Some records:
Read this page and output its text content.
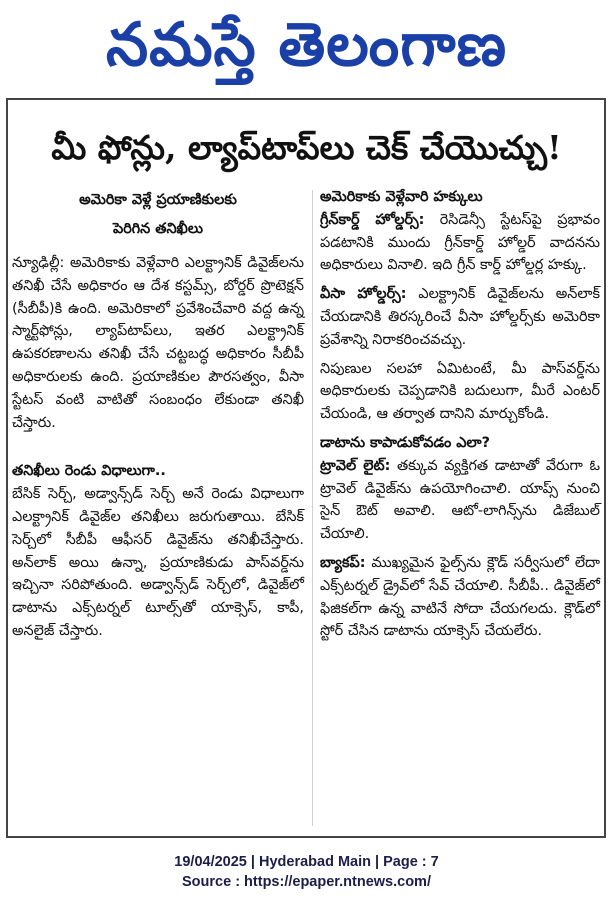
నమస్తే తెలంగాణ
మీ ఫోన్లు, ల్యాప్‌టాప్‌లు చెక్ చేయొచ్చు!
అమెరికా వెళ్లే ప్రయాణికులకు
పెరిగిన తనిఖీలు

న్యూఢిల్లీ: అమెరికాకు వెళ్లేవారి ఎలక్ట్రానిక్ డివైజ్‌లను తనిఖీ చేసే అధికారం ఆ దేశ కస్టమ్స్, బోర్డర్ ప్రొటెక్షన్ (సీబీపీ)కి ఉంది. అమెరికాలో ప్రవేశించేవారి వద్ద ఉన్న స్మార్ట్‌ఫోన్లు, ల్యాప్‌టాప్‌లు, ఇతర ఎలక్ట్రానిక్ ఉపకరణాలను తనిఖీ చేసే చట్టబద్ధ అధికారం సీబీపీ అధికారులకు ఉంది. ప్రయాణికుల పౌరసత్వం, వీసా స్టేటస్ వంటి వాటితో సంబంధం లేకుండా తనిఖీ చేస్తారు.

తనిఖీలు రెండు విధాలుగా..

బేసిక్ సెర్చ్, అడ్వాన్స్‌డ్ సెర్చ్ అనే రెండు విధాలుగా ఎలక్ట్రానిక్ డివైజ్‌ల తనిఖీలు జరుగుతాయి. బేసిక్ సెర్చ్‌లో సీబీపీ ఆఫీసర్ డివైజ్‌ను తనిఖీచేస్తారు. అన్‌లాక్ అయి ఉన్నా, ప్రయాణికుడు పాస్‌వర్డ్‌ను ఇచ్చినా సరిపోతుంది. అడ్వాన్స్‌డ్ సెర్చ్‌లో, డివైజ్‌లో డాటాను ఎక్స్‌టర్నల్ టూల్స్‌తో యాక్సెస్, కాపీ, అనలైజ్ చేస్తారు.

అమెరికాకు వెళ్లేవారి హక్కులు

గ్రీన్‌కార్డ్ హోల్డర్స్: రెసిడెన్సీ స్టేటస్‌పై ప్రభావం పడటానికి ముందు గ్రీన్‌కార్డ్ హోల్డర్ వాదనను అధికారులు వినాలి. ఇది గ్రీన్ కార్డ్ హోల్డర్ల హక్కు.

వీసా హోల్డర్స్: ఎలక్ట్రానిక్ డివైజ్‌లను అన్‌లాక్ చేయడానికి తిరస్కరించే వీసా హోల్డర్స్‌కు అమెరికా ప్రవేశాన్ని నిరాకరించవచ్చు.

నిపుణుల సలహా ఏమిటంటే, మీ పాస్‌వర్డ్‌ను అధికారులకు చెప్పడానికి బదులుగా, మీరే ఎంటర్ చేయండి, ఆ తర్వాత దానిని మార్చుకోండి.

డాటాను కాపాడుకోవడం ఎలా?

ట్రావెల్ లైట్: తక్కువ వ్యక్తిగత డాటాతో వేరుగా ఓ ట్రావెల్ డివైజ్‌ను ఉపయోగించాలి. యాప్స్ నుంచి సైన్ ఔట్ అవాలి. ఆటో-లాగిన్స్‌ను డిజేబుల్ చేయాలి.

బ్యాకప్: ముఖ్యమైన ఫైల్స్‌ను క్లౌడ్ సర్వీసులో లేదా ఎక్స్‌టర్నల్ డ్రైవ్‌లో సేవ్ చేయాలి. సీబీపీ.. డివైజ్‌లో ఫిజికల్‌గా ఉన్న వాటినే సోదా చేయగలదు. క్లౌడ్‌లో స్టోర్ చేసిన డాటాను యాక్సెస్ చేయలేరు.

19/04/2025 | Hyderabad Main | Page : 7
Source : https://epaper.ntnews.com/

Task goal:
Quote the full listing above word for word; exclude every picture from the copy.

Answer for this exercise:
Read this page and output its text content.
నమస్తే తెలంగాణ
మీ ఫోన్లు, ల్యాప్‌టాప్‌లు చెక్ చేయొచ్చు!
అమెరికా వెళ్లే ప్రయాణికులకు
పెరిగిన తనిఖీలు

న్యూఢిల్లీ: అమెరికాకు వెళ్లేవారి ఎలక్ట్రానిక్ డివైజ్‌లను తనిఖీ చేసే అధికారం ఆ దేశ కస్టమ్స్, బోర్డర్ ప్రొటెక్షన్ (సీబీపీ)కి ఉంది. అమెరికాలో ప్రవేశించేవారి వద్ద ఉన్న స్మార్ట్‌ఫోన్లు, ల్యాప్‌టాప్‌లు, ఇతర ఎలక్ట్రానిక్ ఉపకరణాలను తనిఖీ చేసే చట్టబద్ధ అధికారం సీబీపీ అధికారులకు ఉంది. ప్రయాణికుల పౌరసత్వం, వీసా స్టేటస్ వంటి వాటితో సంబంధం లేకుండా తనిఖీ చేస్తారు.

తనిఖీలు రెండు విధాలుగా..

బేసిక్ సెర్చ్, అడ్వాన్స్‌డ్ సెర్చ్ అనే రెండు విధాలుగా ఎలక్ట్రానిక్ డివైజ్‌ల తనిఖీలు జరుగుతాయి. బేసిక్ సెర్చ్‌లో సీబీపీ ఆఫీసర్ డివైజ్‌ను తనిఖీచేస్తారు. అన్‌లాక్ అయి ఉన్నా, ప్రయాణికుడు పాస్‌వర్డ్‌ను ఇచ్చినా సరిపోతుంది. అడ్వాన్స్‌డ్ సెర్చ్‌లో, డివైజ్‌లో డాటాను ఎక్స్‌టర్నల్ టూల్స్‌తో యాక్సెస్, కాపీ, అనలైజ్ చేస్తారు.

అమెరికాకు వెళ్లేవారి హక్కులు

గ్రీన్‌కార్డ్ హోల్డర్స్: రెసిడెన్సీ స్టేటస్‌పై ప్రభావం పడటానికి ముందు గ్రీన్‌కార్డ్ హోల్డర్ వాదనను అధికారులు వినాలి. ఇది గ్రీన్ కార్డ్ హోల్డర్ల హక్కు.

వీసా హోల్డర్స్: ఎలక్ట్రానిక్ డివైజ్‌లను అన్‌లాక్ చేయడానికి తిరస్కరించే వీసా హోల్డర్స్‌కు అమెరికా ప్రవేశాన్ని నిరాకరించవచ్చు.

నిపుణుల సలహా ఏమిటంటే, మీ పాస్‌వర్డ్‌ను అధికారులకు చెప్పడానికి బదులుగా, మీరే ఎంటర్ చేయండి, ఆ తర్వాత దానిని మార్చుకోండి.

డాటాను కాపాడుకోవడం ఎలా?

ట్రావెల్ లైట్: తక్కువ వ్యక్తిగత డాటాతో వేరుగా ఓ ట్రావెల్ డివైజ్‌ను ఉపయోగించాలి. యాప్స్ నుంచి సైన్ ఔట్ అవాలి. ఆటో-లాగిన్స్‌ను డిజేబుల్ చేయాలి.

బ్యాకప్: ముఖ్యమైన ఫైల్స్‌ను క్లౌడ్ సర్వీసులో లేదా ఎక్స్‌టర్నల్ డ్రైవ్‌లో సేవ్ చేయాలి. సీబీపీ.. డివైజ్‌లో ఫిజికల్‌గా ఉన్న వాటినే సోదా చేయగలదు. క్లౌడ్‌లో స్టోర్ చేసిన డాటాను యాక్సెస్ చేయలేరు.

19/04/2025 | Hyderabad Main | Page : 7
Source : https://epaper.ntnews.com/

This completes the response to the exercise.